EXERCISE OBJECTIVE =>
Return the listing word for word, from its first line through the line that contains "console-line: [+] scan for range [0x100000", including both.

GIVEN RECORDS =>
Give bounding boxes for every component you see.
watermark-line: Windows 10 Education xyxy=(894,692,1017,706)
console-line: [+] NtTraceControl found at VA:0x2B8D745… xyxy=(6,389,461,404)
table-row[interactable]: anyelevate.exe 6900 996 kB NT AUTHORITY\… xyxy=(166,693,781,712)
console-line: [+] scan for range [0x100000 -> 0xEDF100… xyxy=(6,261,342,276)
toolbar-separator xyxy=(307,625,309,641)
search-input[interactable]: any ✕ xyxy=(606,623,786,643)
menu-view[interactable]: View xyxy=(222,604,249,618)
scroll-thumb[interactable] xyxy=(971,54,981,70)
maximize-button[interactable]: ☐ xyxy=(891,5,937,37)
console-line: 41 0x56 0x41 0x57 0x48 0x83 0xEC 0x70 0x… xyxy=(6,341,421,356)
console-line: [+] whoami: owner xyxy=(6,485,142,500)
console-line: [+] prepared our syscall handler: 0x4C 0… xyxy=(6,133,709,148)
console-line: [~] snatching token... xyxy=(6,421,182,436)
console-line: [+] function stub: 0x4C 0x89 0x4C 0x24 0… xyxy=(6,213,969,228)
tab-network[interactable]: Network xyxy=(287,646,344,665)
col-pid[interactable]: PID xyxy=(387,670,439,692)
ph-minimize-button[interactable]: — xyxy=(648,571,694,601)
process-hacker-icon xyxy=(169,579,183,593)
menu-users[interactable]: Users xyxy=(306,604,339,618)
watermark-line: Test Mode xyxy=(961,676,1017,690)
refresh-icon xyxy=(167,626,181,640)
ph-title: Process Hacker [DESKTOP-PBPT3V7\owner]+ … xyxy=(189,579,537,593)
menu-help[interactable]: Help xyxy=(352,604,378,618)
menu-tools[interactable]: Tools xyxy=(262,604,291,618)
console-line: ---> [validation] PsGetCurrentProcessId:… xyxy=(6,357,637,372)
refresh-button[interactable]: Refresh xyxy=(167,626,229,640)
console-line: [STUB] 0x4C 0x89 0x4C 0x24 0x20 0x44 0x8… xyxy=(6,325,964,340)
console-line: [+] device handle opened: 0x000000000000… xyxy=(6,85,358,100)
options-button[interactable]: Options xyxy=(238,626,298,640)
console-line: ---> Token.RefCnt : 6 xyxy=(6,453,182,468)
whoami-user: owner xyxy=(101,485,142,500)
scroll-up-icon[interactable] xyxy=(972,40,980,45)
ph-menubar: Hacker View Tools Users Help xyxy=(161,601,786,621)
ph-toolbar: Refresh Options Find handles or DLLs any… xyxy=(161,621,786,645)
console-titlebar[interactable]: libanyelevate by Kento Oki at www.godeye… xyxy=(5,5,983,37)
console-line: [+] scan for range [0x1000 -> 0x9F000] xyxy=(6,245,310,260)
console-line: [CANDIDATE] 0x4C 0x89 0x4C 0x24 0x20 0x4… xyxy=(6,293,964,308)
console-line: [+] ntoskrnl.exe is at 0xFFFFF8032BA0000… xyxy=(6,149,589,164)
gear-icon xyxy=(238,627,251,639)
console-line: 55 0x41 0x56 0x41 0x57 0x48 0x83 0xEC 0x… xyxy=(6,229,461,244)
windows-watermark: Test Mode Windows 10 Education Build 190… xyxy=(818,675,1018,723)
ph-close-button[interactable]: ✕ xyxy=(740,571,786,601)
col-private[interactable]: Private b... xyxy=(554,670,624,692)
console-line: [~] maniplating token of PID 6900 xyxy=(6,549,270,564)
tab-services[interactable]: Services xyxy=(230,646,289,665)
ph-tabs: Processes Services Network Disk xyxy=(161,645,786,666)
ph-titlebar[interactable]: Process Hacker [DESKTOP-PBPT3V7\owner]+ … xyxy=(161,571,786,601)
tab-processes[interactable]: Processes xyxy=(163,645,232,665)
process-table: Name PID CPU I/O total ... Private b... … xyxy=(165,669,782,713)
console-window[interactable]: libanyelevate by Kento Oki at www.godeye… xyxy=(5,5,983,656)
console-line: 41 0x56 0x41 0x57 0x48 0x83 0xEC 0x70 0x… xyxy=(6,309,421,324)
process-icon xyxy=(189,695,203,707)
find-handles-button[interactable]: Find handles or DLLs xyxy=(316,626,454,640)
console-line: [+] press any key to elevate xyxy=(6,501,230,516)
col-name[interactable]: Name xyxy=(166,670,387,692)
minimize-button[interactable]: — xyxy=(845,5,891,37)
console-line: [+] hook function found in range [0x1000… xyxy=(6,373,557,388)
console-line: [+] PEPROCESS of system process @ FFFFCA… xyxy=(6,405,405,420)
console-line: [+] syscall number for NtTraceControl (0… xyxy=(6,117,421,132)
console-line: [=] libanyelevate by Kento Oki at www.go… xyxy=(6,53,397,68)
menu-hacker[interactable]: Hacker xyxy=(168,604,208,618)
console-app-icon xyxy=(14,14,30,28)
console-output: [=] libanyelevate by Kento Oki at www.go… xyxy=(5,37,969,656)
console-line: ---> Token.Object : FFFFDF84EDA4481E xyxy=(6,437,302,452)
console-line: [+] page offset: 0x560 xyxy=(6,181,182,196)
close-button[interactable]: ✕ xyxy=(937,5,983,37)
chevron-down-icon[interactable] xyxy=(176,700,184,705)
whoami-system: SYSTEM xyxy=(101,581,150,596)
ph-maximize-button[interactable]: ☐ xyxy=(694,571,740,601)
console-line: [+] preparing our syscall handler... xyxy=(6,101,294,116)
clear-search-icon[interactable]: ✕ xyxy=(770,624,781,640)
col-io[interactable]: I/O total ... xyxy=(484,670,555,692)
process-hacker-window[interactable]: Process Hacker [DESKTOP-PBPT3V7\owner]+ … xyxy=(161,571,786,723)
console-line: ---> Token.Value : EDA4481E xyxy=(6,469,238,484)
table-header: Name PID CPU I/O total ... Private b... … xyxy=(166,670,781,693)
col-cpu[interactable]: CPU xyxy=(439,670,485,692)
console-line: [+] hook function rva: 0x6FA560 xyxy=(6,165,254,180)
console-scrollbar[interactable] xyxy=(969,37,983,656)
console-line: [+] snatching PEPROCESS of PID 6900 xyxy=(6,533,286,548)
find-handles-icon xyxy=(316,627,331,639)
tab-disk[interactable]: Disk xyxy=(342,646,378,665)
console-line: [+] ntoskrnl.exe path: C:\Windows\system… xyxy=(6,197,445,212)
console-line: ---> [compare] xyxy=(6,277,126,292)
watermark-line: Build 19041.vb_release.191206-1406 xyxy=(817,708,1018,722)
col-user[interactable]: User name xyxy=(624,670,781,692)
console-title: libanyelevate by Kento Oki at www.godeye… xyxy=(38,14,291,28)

PROBLEM SOLUTION =>
Give bounding boxes for every component you see.
watermark-line: Windows 10 Education xyxy=(894,692,1017,706)
console-line: [+] NtTraceControl found at VA:0x2B8D745… xyxy=(6,389,461,404)
table-row[interactable]: anyelevate.exe 6900 996 kB NT AUTHORITY\… xyxy=(166,693,781,712)
console-line: [+] scan for range [0x100000 -> 0xEDF100… xyxy=(6,261,342,276)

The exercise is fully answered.